■ **TASK DETAILS**
Return the full passage on potash and fertilizer supply word for word before the listing.
SUPPLIED PASSAGE section start
All commodity fertilizer sectors will face supply-side pressure in 2018
But of all products, potash could face the biggest challenge as MOP capacity looks set to significantly outweigh demand for years to come. Good news for potash buyers. Not so good for suppliers.
Several new mines have recently started production or will come on line during the course of 2018. Combined with expansions, these will add a staggering 13.5mn t of MOP capacity to a market that traditionally consumes 60mn-65mn t/yr with long-term demand growth a modest 2.5pc/yr. Long-term supply looks likely to rise by 3.8pc/yr, so there will be a notable surplus to place unless there is significant supply-side rationalisation.
MOP buyers have long complained about the lack of supply options available to them. Potash is a traditional market dominated by a few entrenched suppliers. Annual contracts set the price benchmark and spot prices, generally, move slowly. But is this about to change amid a shifting supply/demand dynamic?
Producers such as K+S, which recently started output at its 2.9mn t/yr Bethune mine in Saskatchewan, Canada are established features of the supplier landscape despite opening this new mine outside of Germany. But new entrants like Turkmenistan's Garlyk in 2017 and most notably Switzerland-headquartered EuroChem in 2018 will sharply change the supply picture, providing buyers with more options. The latter will eventually ramp up to 8.3mn t/yr of MOP. EuroChem is a major NPK producer and is likely to consume a substantial amount of its MOP internally, especially in the initial stages of production. But not all EuroChem's production will go to NPKs, so it will have to compete with other MOP producers soon enough.
SUPPLIED PASSAGE section end
DATA UNDER STUDY section start
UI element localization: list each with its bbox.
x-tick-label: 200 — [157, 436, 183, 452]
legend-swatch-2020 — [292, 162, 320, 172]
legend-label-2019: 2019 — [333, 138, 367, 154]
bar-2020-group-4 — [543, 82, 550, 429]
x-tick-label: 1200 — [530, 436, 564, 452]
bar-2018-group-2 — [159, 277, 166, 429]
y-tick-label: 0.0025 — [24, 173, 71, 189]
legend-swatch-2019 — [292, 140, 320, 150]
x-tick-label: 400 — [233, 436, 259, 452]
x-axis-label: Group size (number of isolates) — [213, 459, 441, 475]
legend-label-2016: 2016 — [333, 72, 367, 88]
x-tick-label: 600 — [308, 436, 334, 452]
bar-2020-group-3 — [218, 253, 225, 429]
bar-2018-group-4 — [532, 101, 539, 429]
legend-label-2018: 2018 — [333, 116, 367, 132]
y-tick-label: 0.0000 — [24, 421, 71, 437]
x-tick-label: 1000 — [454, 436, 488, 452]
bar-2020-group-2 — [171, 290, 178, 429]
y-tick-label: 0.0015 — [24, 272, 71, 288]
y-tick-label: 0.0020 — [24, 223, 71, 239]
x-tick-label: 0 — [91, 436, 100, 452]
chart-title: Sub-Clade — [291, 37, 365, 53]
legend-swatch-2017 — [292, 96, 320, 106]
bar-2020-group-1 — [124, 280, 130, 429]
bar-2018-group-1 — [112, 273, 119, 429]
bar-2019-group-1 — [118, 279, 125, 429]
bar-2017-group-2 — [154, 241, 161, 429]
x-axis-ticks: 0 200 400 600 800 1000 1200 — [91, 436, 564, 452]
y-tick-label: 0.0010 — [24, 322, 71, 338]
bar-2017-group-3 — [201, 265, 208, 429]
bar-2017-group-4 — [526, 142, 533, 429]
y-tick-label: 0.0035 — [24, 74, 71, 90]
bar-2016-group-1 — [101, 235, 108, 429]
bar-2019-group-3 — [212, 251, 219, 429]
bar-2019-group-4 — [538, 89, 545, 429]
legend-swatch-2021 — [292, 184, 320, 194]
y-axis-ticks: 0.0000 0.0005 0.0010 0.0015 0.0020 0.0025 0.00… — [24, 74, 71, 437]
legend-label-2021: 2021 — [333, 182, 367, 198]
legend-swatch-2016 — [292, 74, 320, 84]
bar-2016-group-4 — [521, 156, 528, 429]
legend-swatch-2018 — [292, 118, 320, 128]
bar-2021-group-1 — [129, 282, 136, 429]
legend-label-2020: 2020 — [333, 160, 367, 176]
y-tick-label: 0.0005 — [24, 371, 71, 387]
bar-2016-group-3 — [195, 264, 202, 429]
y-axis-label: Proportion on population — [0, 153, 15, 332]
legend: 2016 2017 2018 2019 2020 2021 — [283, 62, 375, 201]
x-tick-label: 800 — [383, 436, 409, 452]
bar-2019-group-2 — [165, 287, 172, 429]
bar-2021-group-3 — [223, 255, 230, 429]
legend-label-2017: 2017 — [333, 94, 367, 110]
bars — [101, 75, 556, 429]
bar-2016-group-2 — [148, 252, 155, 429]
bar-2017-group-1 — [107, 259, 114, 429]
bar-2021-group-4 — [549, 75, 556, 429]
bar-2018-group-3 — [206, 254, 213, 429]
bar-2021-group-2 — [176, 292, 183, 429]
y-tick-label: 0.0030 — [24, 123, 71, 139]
DATA UNDER STUDY section end
■ **EXERCISE RESPONSE**
All commodity fertilizer sectors will face supply-side pressure in 2018
But of all products, potash could face the biggest challenge as MOP capacity looks set to significantly outweigh demand for years to come. Good news for potash buyers. Not so good for suppliers.
Several new mines have recently started production or will come on line during the course of 2018. Combined with expansions, these will add a staggering 13.5mn t of MOP capacity to a market that traditionally consumes 60mn-65mn t/yr with long-term demand growth a modest 2.5pc/yr. Long-term supply looks likely to rise by 3.8pc/yr, so there will be a notable surplus to place unless there is significant supply-side rationalisation.
MOP buyers have long complained about the lack of supply options available to them. Potash is a traditional market dominated by a few entrenched suppliers. Annual contracts set the price benchmark and spot prices, generally, move slowly. But is this about to change amid a shifting supply/demand dynamic?
Producers such as K+S, which recently started output at its 2.9mn t/yr Bethune mine in Saskatchewan, Canada are established features of the supplier landscape despite opening this new mine outside of Germany. But new entrants like Turkmenistan's Garlyk in 2017 and most notably Switzerland-headquartered EuroChem in 2018 will sharply change the supply picture, providing buyers with more options. The latter will eventually ramp up to 8.3mn t/yr of MOP. EuroChem is a major NPK producer and is likely to consume a substantial amount of its MOP internally, especially in the initial stages of production. But not all EuroChem's production will go to NPKs, so it will have to compete with other MOP producers soon enough.